Dataset items
########################################

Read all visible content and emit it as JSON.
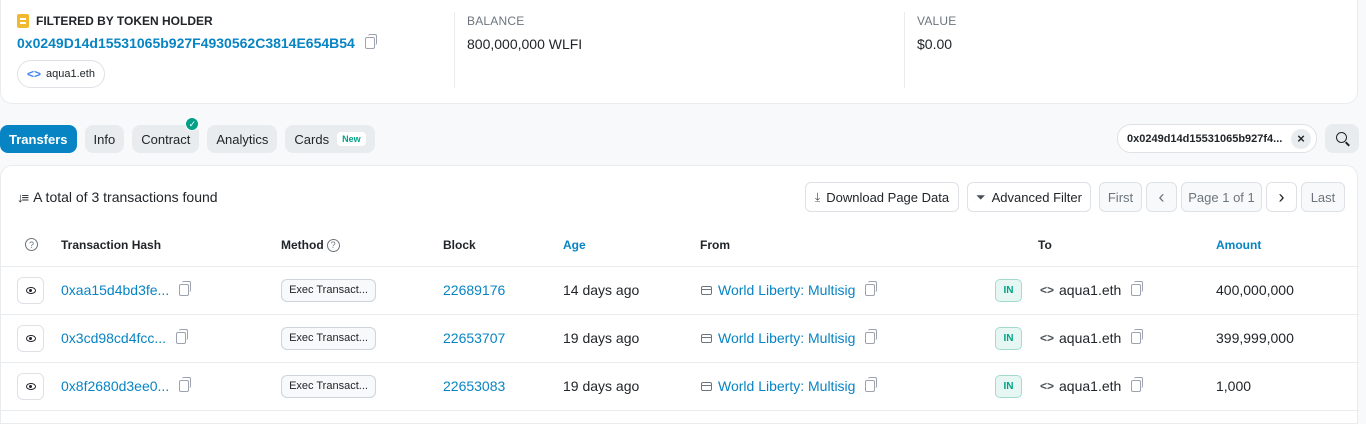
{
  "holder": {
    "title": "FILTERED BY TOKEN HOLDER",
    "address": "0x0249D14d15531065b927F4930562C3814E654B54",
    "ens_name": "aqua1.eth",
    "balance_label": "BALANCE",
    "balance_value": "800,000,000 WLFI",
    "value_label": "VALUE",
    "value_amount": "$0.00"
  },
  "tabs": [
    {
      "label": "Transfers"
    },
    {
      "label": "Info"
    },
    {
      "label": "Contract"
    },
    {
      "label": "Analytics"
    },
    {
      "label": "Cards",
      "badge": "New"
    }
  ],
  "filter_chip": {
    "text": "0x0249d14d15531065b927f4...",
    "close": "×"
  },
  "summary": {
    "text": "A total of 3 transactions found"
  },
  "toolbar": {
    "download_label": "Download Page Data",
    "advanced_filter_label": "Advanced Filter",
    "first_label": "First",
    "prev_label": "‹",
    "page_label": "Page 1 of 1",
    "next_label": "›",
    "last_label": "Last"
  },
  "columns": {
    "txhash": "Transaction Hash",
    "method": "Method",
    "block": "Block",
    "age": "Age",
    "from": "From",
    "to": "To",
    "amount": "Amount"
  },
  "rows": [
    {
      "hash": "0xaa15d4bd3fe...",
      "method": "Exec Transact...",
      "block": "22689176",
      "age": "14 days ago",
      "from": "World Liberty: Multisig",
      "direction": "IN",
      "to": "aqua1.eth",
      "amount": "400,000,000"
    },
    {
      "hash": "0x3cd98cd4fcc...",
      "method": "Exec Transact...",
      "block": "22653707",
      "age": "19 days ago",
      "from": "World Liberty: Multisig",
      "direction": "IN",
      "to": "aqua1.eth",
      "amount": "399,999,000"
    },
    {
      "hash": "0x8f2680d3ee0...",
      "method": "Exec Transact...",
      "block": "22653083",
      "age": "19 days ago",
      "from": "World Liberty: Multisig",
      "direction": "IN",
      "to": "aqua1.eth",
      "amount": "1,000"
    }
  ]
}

########################################

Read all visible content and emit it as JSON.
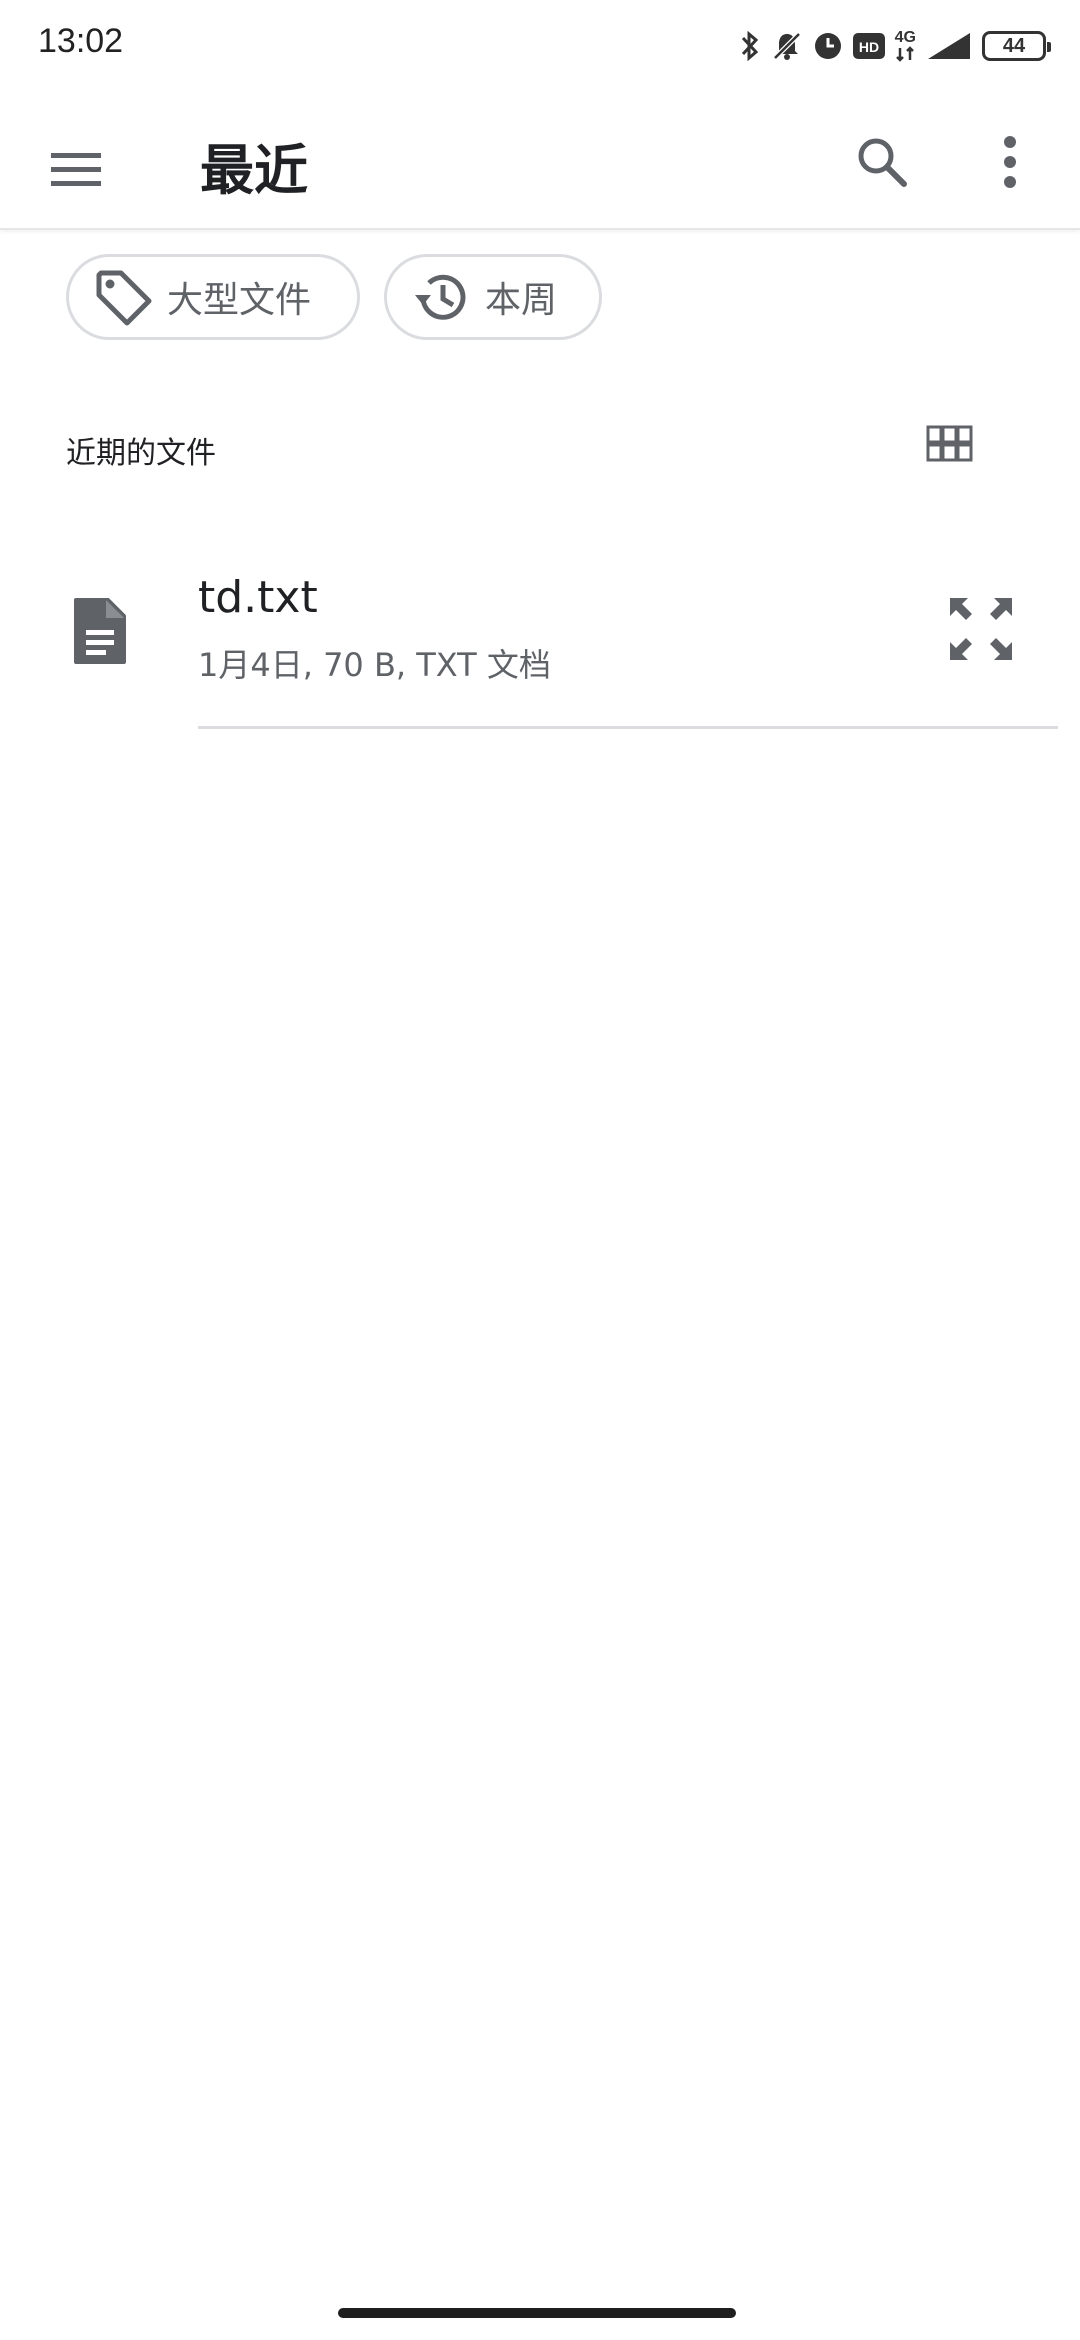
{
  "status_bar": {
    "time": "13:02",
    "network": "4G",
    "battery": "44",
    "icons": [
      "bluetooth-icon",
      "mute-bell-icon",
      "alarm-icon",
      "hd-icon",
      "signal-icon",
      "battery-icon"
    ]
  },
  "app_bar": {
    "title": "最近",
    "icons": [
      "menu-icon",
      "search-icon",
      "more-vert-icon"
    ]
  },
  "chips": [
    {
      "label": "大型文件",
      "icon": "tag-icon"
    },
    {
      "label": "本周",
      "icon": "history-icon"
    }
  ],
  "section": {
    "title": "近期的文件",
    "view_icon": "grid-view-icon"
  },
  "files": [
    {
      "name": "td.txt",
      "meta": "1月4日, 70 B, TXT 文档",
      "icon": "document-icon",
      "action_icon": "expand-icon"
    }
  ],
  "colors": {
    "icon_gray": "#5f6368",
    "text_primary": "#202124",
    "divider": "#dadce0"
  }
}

########################################

### The request
Gather every line from the listing above in which the word "Page" appears.

### Output for this exercise
    "download_label": "Download Page Data",
    "page_label": "Page 1 of 1",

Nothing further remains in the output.